## Stated task
Which lines below hold the word "screenshot"? Copy all of them.

## Collected data entries
○ ○ ○ ○ ○
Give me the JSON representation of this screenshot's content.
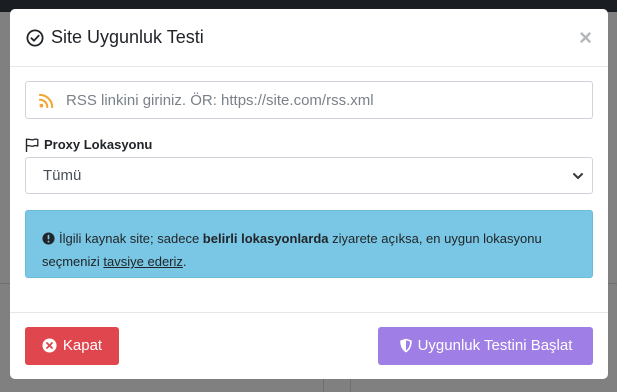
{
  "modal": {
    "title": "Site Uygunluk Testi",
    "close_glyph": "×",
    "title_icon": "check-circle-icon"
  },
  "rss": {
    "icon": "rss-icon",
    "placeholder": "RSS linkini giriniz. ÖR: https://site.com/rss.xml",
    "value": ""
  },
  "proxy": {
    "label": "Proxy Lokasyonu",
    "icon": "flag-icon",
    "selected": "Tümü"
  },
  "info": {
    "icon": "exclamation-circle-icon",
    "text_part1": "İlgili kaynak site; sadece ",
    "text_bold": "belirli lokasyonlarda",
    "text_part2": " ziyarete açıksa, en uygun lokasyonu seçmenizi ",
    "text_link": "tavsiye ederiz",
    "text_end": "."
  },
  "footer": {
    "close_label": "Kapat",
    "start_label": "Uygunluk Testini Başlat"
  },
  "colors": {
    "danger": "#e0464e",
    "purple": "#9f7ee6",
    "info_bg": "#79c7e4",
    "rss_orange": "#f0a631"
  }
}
○ ○ ○ ○ ○
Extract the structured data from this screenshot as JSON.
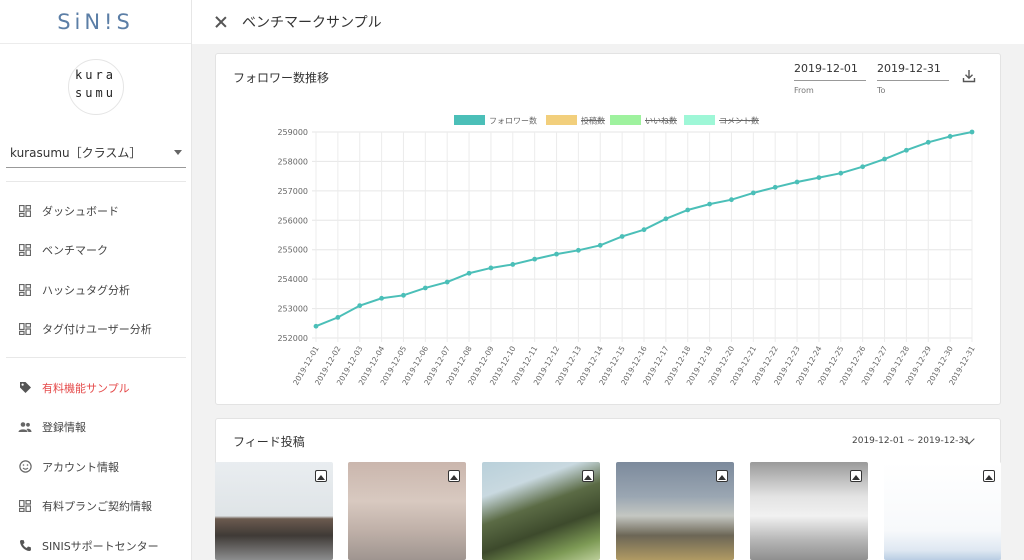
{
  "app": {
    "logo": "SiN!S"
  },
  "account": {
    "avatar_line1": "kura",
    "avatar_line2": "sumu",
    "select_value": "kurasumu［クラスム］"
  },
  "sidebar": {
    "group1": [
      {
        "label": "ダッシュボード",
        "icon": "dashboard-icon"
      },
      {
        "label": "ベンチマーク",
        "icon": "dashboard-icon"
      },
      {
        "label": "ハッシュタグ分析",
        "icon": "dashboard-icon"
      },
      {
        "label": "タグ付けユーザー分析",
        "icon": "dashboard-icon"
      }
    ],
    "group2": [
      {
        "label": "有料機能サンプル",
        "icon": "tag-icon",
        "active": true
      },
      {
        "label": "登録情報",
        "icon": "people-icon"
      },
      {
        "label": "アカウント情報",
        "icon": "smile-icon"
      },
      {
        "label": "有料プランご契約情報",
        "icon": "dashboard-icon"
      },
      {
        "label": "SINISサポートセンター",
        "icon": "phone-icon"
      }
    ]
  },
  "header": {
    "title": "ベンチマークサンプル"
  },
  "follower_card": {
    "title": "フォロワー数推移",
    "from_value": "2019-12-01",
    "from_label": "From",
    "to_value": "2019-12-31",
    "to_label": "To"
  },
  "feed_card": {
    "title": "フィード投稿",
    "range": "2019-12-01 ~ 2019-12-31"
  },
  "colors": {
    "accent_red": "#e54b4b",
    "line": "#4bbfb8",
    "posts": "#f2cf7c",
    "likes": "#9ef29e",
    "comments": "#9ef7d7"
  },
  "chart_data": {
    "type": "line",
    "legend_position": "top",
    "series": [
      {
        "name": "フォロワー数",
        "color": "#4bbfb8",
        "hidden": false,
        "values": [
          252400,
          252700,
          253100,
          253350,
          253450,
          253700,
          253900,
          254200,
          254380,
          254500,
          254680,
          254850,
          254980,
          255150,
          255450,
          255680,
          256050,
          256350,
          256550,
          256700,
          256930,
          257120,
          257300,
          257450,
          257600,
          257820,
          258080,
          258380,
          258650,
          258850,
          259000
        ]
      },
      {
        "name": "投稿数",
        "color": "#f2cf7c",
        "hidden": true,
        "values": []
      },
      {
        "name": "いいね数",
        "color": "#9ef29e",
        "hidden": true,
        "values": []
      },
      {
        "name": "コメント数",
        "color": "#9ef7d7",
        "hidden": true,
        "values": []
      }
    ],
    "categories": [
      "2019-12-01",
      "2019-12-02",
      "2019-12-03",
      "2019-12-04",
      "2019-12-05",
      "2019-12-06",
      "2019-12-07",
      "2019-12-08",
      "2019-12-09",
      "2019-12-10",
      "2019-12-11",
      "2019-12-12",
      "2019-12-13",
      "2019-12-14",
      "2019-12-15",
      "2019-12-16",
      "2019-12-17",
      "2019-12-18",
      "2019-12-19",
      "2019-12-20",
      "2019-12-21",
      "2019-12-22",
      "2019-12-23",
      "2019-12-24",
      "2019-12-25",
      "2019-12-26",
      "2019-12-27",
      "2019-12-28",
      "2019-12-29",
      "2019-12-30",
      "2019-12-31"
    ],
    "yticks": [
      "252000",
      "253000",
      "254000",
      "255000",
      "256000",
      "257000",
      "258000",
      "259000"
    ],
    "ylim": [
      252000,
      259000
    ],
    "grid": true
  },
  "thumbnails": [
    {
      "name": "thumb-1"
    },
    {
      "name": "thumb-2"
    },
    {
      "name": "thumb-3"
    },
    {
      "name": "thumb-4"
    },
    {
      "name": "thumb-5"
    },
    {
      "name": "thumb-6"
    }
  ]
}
○ ○ ○ ○ ○
## Solution to this task
Give me the JSON representation of this screenshot's content.
Extract the structured data from this screenshot as JSON.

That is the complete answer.